(EXERCISE BRIEF):
Below are some records. How many of their lines contain the string "Sozialkontrolle"? Give the number only.
_ _ _
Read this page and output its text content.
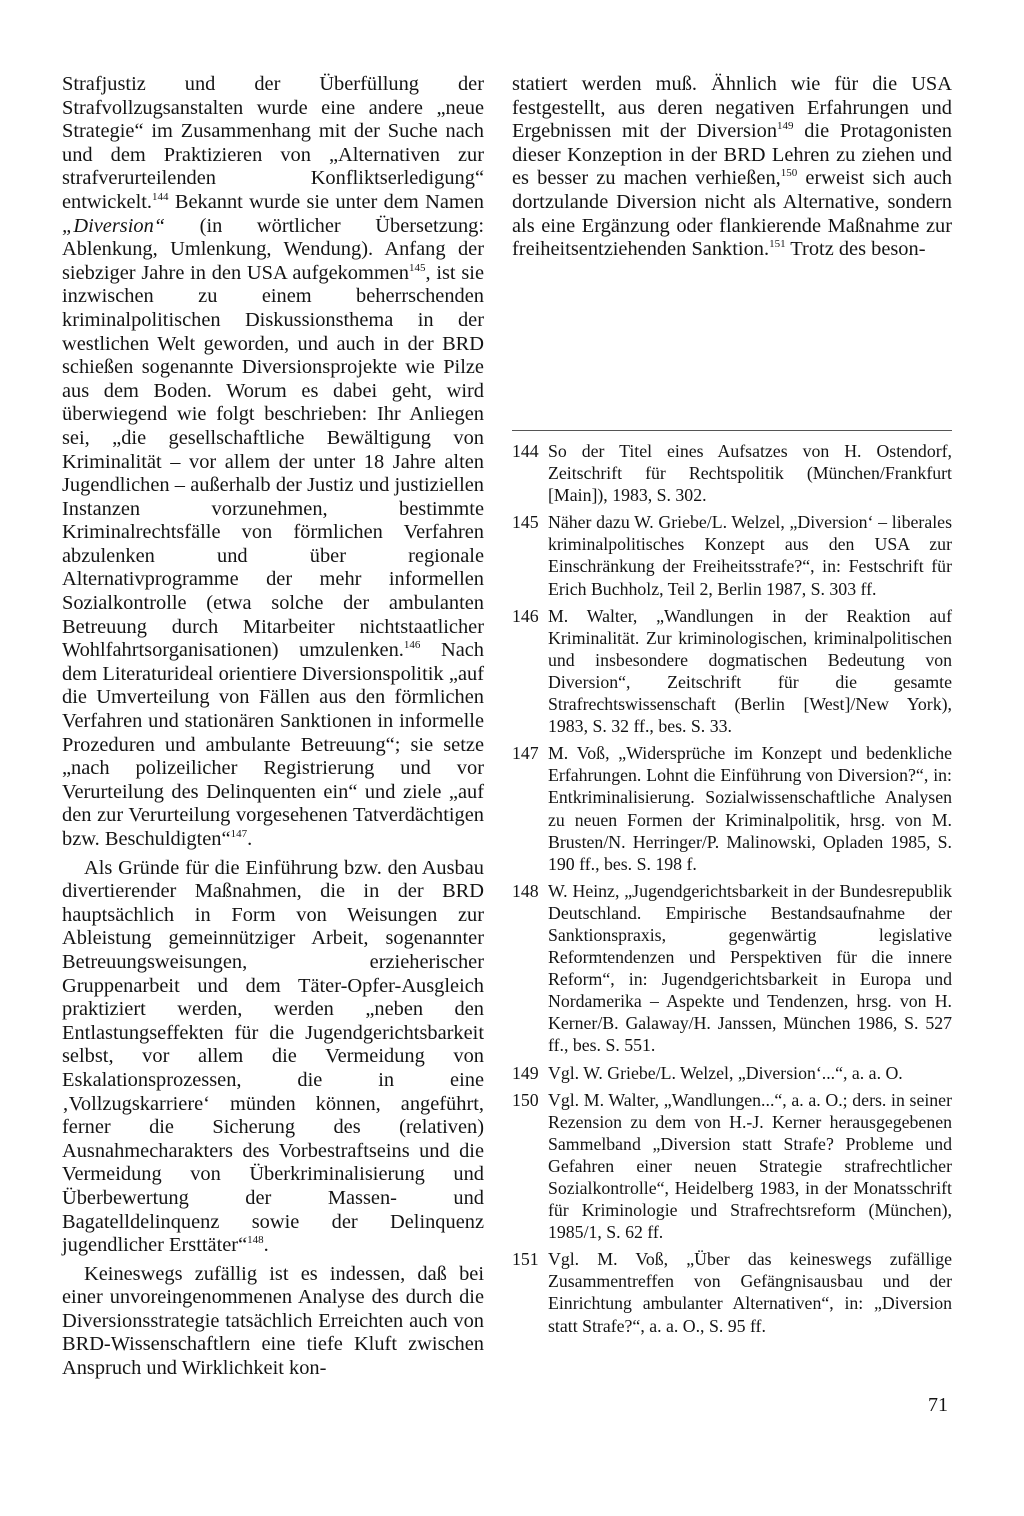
Strafjustiz und der Überfüllung der Strafvollzugsanstalten wurde eine andere „neue Strategie“ im Zusammenhang mit der Suche nach und dem Praktizieren von „Alternativen zur strafverurteilenden Konfliktserledigung“ entwickelt.$^{144}$ Bekannt wurde sie unter dem Namen „Diversion“ (in wörtlicher Übersetzung: Ablenkung, Umlenkung, Wendung). Anfang der siebziger Jahre in den USA aufgekommen$^{145}$, ist sie inzwischen zu einem beherrschenden kriminalpolitischen Diskussionsthema in der westlichen Welt geworden, und auch in der BRD schießen sogenannte Diversionsprojekte wie Pilze aus dem Boden. Worum es dabei geht, wird überwiegend wie folgt beschrieben: Ihr Anliegen sei, „die gesellschaftliche Bewältigung von Kriminalität – vor allem der unter 18 Jahre alten Jugendlichen – außerhalb der Justiz und justiziellen Instanzen vorzunehmen, bestimmte Kriminalrechtsfälle von förmlichen Verfahren abzulenken und über regionale Alternativprogramme der mehr informellen Sozialkontrolle (etwa solche der ambulanten Betreuung durch Mitarbeiter nichtstaatlicher Wohlfahrtsorganisationen) umzulenken.$^{146}$ Nach dem Literaturideal orientiere Diversionspolitik „auf die Umverteilung von Fällen aus den förmlichen Verfahren und stationären Sanktionen in informelle Prozeduren und ambulante Betreuung“; sie setze „nach polizeilicher Registrierung und vor Verurteilung des Delinquenten ein“ und ziele „auf den zur Verurteilung vorgesehenen Tatverdächtigen bzw. Beschuldigten“$^{147}$.

Als Gründe für die Einführung bzw. den Ausbau divertierender Maßnahmen, die in der BRD hauptsächlich in Form von Weisungen zur Ableistung gemeinnütziger Arbeit, sogenannter Betreuungsweisungen, erzieherischer Gruppenarbeit und dem Täter-Opfer-Ausgleich praktiziert werden, werden „neben den Entlastungseffekten für die Jugendgerichtsbarkeit selbst, vor allem die Vermeidung von Eskalationsprozessen, die in eine ‚Vollzugskarriere‘ münden können, angeführt, ferner die Sicherung des (relativen) Ausnahmecharakters des Vorbestraftseins und die Vermeidung von Überkriminalisierung und Überbewertung der Massen- und Bagatelldelinquenz sowie der Delinquenz jugendlicher Ersttäter“$^{148}$.

Keineswegs zufällig ist es indessen, daß bei einer unvoreingenommenen Analyse des durch die Diversionsstrategie tatsächlich Erreichten auch von BRD-Wissenschaftlern eine tiefe Kluft zwischen Anspruch und Wirklichkeit kon-

statiert werden muß. Ähnlich wie für die USA festgestellt, aus deren negativen Erfahrungen und Ergebnissen mit der Diversion$^{149}$ die Protagonisten dieser Konzeption in der BRD Lehren zu ziehen und es besser zu machen verhießen,$^{150}$ erweist sich auch dortzulande Diversion nicht als Alternative, sondern als eine Ergänzung oder flankierende Maßnahme zur freiheitsentziehenden Sanktion.$^{151}$ Trotz des beson-

144 So der Titel eines Aufsatzes von H. Ostendorf, Zeitschrift für Rechtspolitik (München/Frankfurt [Main]), 1983, S. 302.
145 Näher dazu W. Griebe/L. Welzel, „Diversion‘ – liberales kriminalpolitisches Konzept aus den USA zur Einschränkung der Freiheitsstrafe?“, in: Festschrift für Erich Buchholz, Teil 2, Berlin 1987, S. 303 ff.
146 M. Walter, „Wandlungen in der Reaktion auf Kriminalität. Zur kriminologischen, kriminalpolitischen und insbesondere dogmatischen Bedeutung von Diversion“, Zeitschrift für die gesamte Strafrechtswissenschaft (Berlin [West]/New York), 1983, S. 32 ff., bes. S. 33.
147 M. Voß, „Widersprüche im Konzept und bedenkliche Erfahrungen. Lohnt die Einführung von Diversion?“, in: Entkriminalisierung. Sozialwissenschaftliche Analysen zu neuen Formen der Kriminalpolitik, hrsg. von M. Brusten/N. Herringer/P. Malinowski, Opladen 1985, S. 190 ff., bes. S. 198 f.
148 W. Heinz, „Jugendgerichtsbarkeit in der Bundesrepublik Deutschland. Empirische Bestandsaufnahme der Sanktionspraxis, gegenwärtig legislative Reformtendenzen und Perspektiven für die innere Reform“, in: Jugendgerichtsbarkeit in Europa und Nordamerika – Aspekte und Tendenzen, hrsg. von H. Kerner/B. Galaway/H. Janssen, München 1986, S. 527 ff., bes. S. 551.
149 Vgl. W. Griebe/L. Welzel, „Diversion‘...“, a. a. O.
150 Vgl. M. Walter, „Wandlungen...“, a. a. O.; ders. in seiner Rezension zu dem von H.-J. Kerner herausgegebenen Sammelband „Diversion statt Strafe? Probleme und Gefahren einer neuen Strategie strafrechtlicher Sozialkontrolle“, Heidelberg 1983, in der Monatsschrift für Kriminologie und Strafrechtsreform (München), 1985/1, S. 62 ff.
151 Vgl. M. Voß, „Über das keineswegs zufällige Zusammentreffen von Gefängnisausbau und der Einrichtung ambulanter Alternativen“, in: „Diversion statt Strafe?“, a. a. O., S. 95 ff.
71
_ _ _
(SOLUTION TO THIS TASK):
2